START
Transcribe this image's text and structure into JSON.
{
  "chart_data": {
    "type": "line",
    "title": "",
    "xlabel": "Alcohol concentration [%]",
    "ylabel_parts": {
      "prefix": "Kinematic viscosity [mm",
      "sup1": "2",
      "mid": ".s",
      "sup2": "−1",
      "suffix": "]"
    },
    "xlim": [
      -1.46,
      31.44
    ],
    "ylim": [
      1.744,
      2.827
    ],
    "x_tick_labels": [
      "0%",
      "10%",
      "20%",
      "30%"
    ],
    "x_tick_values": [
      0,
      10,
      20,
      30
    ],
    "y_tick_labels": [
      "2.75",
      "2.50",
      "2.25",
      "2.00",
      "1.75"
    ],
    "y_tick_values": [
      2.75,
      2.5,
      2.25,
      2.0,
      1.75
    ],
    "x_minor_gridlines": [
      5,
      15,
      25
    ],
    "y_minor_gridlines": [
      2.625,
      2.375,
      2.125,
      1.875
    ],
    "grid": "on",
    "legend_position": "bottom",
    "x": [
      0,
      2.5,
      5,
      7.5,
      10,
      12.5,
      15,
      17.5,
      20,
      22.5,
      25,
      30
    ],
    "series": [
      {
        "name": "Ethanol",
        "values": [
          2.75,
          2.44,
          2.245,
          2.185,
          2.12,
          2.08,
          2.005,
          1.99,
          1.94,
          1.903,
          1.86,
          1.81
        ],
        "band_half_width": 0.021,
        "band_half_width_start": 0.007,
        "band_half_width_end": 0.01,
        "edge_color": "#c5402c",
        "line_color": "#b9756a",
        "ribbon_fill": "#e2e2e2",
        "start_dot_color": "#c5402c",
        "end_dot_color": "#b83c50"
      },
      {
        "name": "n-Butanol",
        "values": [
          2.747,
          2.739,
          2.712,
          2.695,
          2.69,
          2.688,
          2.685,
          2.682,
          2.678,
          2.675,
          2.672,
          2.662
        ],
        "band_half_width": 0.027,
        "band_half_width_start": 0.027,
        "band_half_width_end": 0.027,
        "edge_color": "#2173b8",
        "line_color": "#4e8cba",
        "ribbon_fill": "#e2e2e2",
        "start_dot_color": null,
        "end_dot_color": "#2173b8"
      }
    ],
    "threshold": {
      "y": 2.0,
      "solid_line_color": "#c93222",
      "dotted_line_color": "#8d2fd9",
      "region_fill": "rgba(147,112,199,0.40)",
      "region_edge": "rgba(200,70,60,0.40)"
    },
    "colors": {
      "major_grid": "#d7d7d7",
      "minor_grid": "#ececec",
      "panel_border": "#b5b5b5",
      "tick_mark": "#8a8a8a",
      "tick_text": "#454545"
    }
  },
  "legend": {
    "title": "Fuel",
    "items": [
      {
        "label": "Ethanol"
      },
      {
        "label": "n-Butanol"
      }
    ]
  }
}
END
WHAT YOU HAVE TO DO
Reproduce each line of the material above precisely.

COMPLETE RESPONSE
Transcribe this image's text and structure into JSON.
{
  "chart_data": {
    "type": "line",
    "title": "",
    "xlabel": "Alcohol concentration [%]",
    "ylabel_parts": {
      "prefix": "Kinematic viscosity [mm",
      "sup1": "2",
      "mid": ".s",
      "sup2": "−1",
      "suffix": "]"
    },
    "xlim": [
      -1.46,
      31.44
    ],
    "ylim": [
      1.744,
      2.827
    ],
    "x_tick_labels": [
      "0%",
      "10%",
      "20%",
      "30%"
    ],
    "x_tick_values": [
      0,
      10,
      20,
      30
    ],
    "y_tick_labels": [
      "2.75",
      "2.50",
      "2.25",
      "2.00",
      "1.75"
    ],
    "y_tick_values": [
      2.75,
      2.5,
      2.25,
      2.0,
      1.75
    ],
    "x_minor_gridlines": [
      5,
      15,
      25
    ],
    "y_minor_gridlines": [
      2.625,
      2.375,
      2.125,
      1.875
    ],
    "grid": "on",
    "legend_position": "bottom",
    "x": [
      0,
      2.5,
      5,
      7.5,
      10,
      12.5,
      15,
      17.5,
      20,
      22.5,
      25,
      30
    ],
    "series": [
      {
        "name": "Ethanol",
        "values": [
          2.75,
          2.44,
          2.245,
          2.185,
          2.12,
          2.08,
          2.005,
          1.99,
          1.94,
          1.903,
          1.86,
          1.81
        ],
        "band_half_width": 0.021,
        "band_half_width_start": 0.007,
        "band_half_width_end": 0.01,
        "edge_color": "#c5402c",
        "line_color": "#b9756a",
        "ribbon_fill": "#e2e2e2",
        "start_dot_color": "#c5402c",
        "end_dot_color": "#b83c50"
      },
      {
        "name": "n-Butanol",
        "values": [
          2.747,
          2.739,
          2.712,
          2.695,
          2.69,
          2.688,
          2.685,
          2.682,
          2.678,
          2.675,
          2.672,
          2.662
        ],
        "band_half_width": 0.027,
        "band_half_width_start": 0.027,
        "band_half_width_end": 0.027,
        "edge_color": "#2173b8",
        "line_color": "#4e8cba",
        "ribbon_fill": "#e2e2e2",
        "start_dot_color": null,
        "end_dot_color": "#2173b8"
      }
    ],
    "threshold": {
      "y": 2.0,
      "solid_line_color": "#c93222",
      "dotted_line_color": "#8d2fd9",
      "region_fill": "rgba(147,112,199,0.40)",
      "region_edge": "rgba(200,70,60,0.40)"
    },
    "colors": {
      "major_grid": "#d7d7d7",
      "minor_grid": "#ececec",
      "panel_border": "#b5b5b5",
      "tick_mark": "#8a8a8a",
      "tick_text": "#454545"
    }
  },
  "legend": {
    "title": "Fuel",
    "items": [
      {
        "label": "Ethanol"
      },
      {
        "label": "n-Butanol"
      }
    ]
  }
}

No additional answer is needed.